> _DATASET RECORDS_
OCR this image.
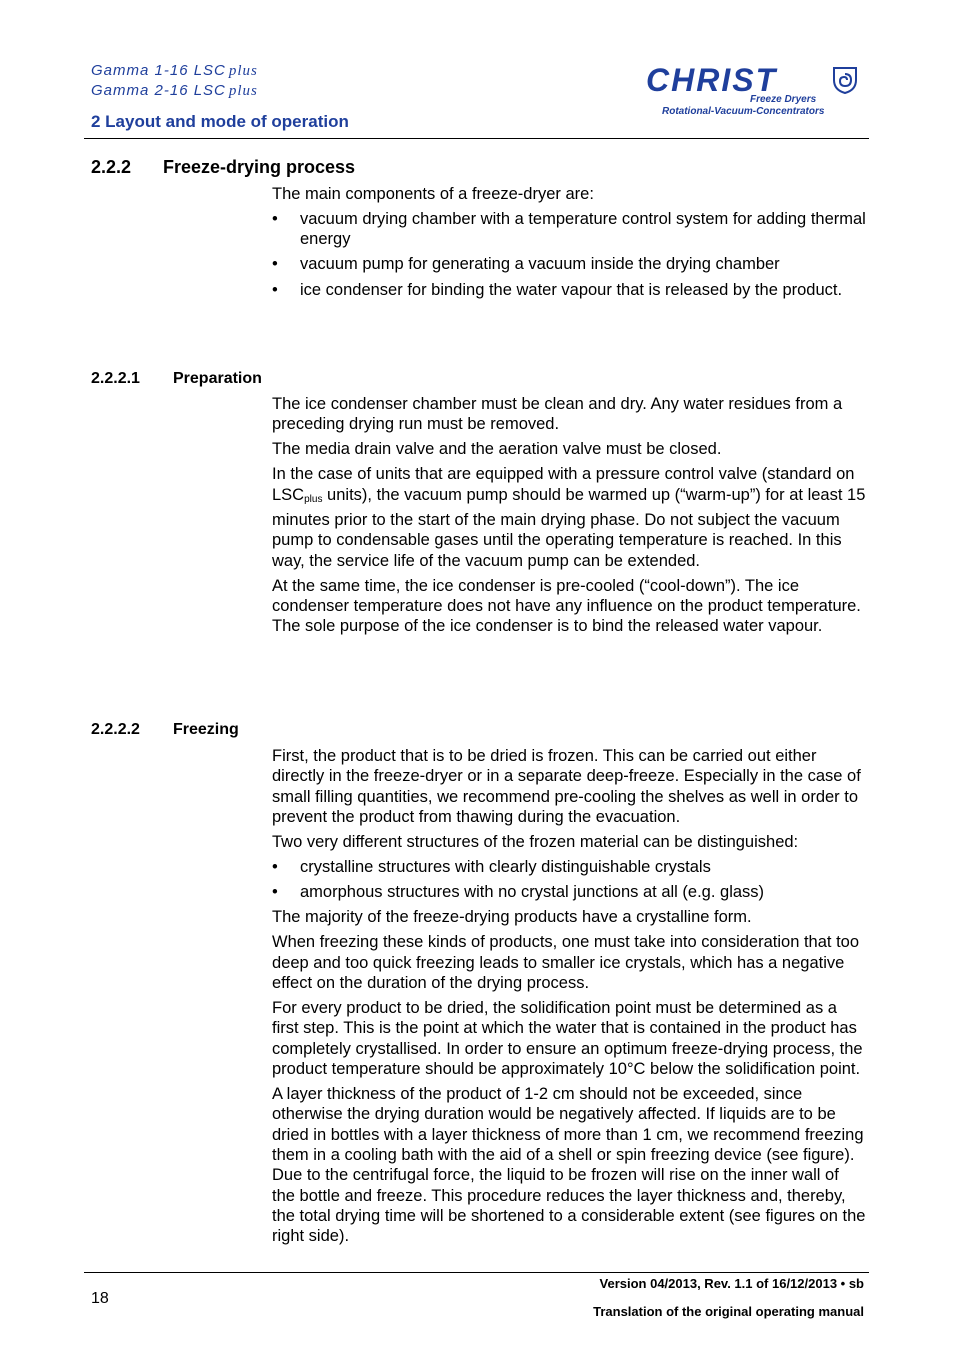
Gamma 1-16 LSC plus
Gamma 2-16 LSC plus
2 Layout and mode of operation
CHRIST
Freeze Dryers
Rotational-Vacuum-Concentrators
2.2.2 Freeze-drying process

The main components of a freeze-dryer are:

• vacuum drying chamber with a temperature control system for adding thermal energy
• vacuum pump for generating a vacuum inside the drying chamber
• ice condenser for binding the water vapour that is released by the product.
2.2.2.1 Preparation

The ice condenser chamber must be clean and dry. Any water residues from a preceding drying run must be removed.

The media drain valve and the aeration valve must be closed.

In the case of units that are equipped with a pressure control valve (standard on $LSC_{plus}$ units), the vacuum pump should be warmed up (“warm-up”) for at least 15 minutes prior to the start of the main drying phase. Do not subject the vacuum pump to condensable gases until the operating temperature is reached. In this way, the service life of the vacuum pump can be extended.

At the same time, the ice condenser is pre-cooled (“cool-down”). The ice condenser temperature does not have any influence on the product temperature. The sole purpose of the ice condenser is to bind the released water vapour.

2.2.2.2 Freezing

First, the product that is to be dried is frozen. This can be carried out either directly in the freeze-dryer or in a separate deep-freeze. Especially in the case of small filling quantities, we recommend pre-cooling the shelves as well in order to prevent the product from thawing during the evacuation.

Two very different structures of the frozen material can be distinguished:

• crystalline structures with clearly distinguishable crystals
• amorphous structures with no crystal junctions at all (e.g. glass)

The majority of the freeze-drying products have a crystalline form.

When freezing these kinds of products, one must take into consideration that too deep and too quick freezing leads to smaller ice crystals, which has a negative effect on the duration of the drying process.

For every product to be dried, the solidification point must be determined as a first step. This is the point at which the water that is contained in the product has completely crystallised. In order to ensure an optimum freeze-drying process, the product temperature should be approximately 10°C below the solidification point.

A layer thickness of the product of 1-2 cm should not be exceeded, since otherwise the drying duration would be negatively affected. If liquids are to be dried in bottles with a layer thickness of more than 1 cm, we recommend freezing them in a cooling bath with the aid of a shell or spin freezing device (see figure). Due to the centrifugal force, the liquid to be frozen will rise on the inner wall of the bottle and freeze. This procedure reduces the layer thickness and, thereby, the total drying time will be shortened to a considerable extent (see figures on the right side).

18
Version 04/2013, Rev. 1.1 of 16/12/2013 • sb
Translation of the original operating manual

> _EXERCISE_
Track down every line with the word "case" and copy it.

> _OUTPUT BELOW_
In the case of units that are equipped with a pressure control valve (standard on $LSC_{plus}$ units), the vacuum pump should be warmed up (“warm-up”) for at least 15 minutes prior to the start of the main drying phase. Do not subject the vacuum pump to condensable gases until the operating temperature is reached. In this way, the service life of the vacuum pump can be extended.
First, the product that is to be dried is frozen. This can be carried out either directly in the freeze-dryer or in a separate deep-freeze. Especially in the case of small filling quantities, we recommend pre-cooling the shelves as well in order to prevent the product from thawing during the evacuation.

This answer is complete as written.